(Records from a dataset)
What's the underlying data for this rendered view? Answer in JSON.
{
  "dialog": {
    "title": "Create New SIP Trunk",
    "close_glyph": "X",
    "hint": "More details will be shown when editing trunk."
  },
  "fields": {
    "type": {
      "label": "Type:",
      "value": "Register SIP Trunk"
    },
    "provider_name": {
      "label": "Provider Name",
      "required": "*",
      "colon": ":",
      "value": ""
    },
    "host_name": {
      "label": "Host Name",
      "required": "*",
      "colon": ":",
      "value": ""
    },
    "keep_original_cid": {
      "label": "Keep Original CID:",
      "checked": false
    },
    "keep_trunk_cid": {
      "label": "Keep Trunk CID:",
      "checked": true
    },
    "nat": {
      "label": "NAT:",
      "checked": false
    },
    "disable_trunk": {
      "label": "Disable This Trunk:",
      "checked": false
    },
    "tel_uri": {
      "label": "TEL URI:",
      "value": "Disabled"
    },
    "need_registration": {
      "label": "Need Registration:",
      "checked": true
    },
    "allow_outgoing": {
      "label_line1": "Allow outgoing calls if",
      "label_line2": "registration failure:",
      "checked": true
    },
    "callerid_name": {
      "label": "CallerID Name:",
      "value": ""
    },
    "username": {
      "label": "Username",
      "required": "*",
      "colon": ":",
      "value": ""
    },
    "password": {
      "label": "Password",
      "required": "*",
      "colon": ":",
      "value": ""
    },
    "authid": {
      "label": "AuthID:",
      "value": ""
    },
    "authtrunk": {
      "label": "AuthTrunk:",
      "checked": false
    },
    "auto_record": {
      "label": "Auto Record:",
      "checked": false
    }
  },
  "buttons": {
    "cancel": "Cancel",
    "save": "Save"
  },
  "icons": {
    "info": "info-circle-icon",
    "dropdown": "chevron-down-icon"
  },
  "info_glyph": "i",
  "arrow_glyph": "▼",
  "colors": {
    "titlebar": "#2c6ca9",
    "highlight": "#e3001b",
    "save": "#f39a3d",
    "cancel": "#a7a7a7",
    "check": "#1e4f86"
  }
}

Instructions to follow: Copy out the full set of records precisely, leaving nothing out.

Result for this task:
What's the underlying data for this rendered view? Answer in JSON.
{
  "dialog": {
    "title": "Create New SIP Trunk",
    "close_glyph": "X",
    "hint": "More details will be shown when editing trunk."
  },
  "fields": {
    "type": {
      "label": "Type:",
      "value": "Register SIP Trunk"
    },
    "provider_name": {
      "label": "Provider Name",
      "required": "*",
      "colon": ":",
      "value": ""
    },
    "host_name": {
      "label": "Host Name",
      "required": "*",
      "colon": ":",
      "value": ""
    },
    "keep_original_cid": {
      "label": "Keep Original CID:",
      "checked": false
    },
    "keep_trunk_cid": {
      "label": "Keep Trunk CID:",
      "checked": true
    },
    "nat": {
      "label": "NAT:",
      "checked": false
    },
    "disable_trunk": {
      "label": "Disable This Trunk:",
      "checked": false
    },
    "tel_uri": {
      "label": "TEL URI:",
      "value": "Disabled"
    },
    "need_registration": {
      "label": "Need Registration:",
      "checked": true
    },
    "allow_outgoing": {
      "label_line1": "Allow outgoing calls if",
      "label_line2": "registration failure:",
      "checked": true
    },
    "callerid_name": {
      "label": "CallerID Name:",
      "value": ""
    },
    "username": {
      "label": "Username",
      "required": "*",
      "colon": ":",
      "value": ""
    },
    "password": {
      "label": "Password",
      "required": "*",
      "colon": ":",
      "value": ""
    },
    "authid": {
      "label": "AuthID:",
      "value": ""
    },
    "authtrunk": {
      "label": "AuthTrunk:",
      "checked": false
    },
    "auto_record": {
      "label": "Auto Record:",
      "checked": false
    }
  },
  "buttons": {
    "cancel": "Cancel",
    "save": "Save"
  },
  "icons": {
    "info": "info-circle-icon",
    "dropdown": "chevron-down-icon"
  },
  "info_glyph": "i",
  "arrow_glyph": "▼",
  "colors": {
    "titlebar": "#2c6ca9",
    "highlight": "#e3001b",
    "save": "#f39a3d",
    "cancel": "#a7a7a7",
    "check": "#1e4f86"
  }
}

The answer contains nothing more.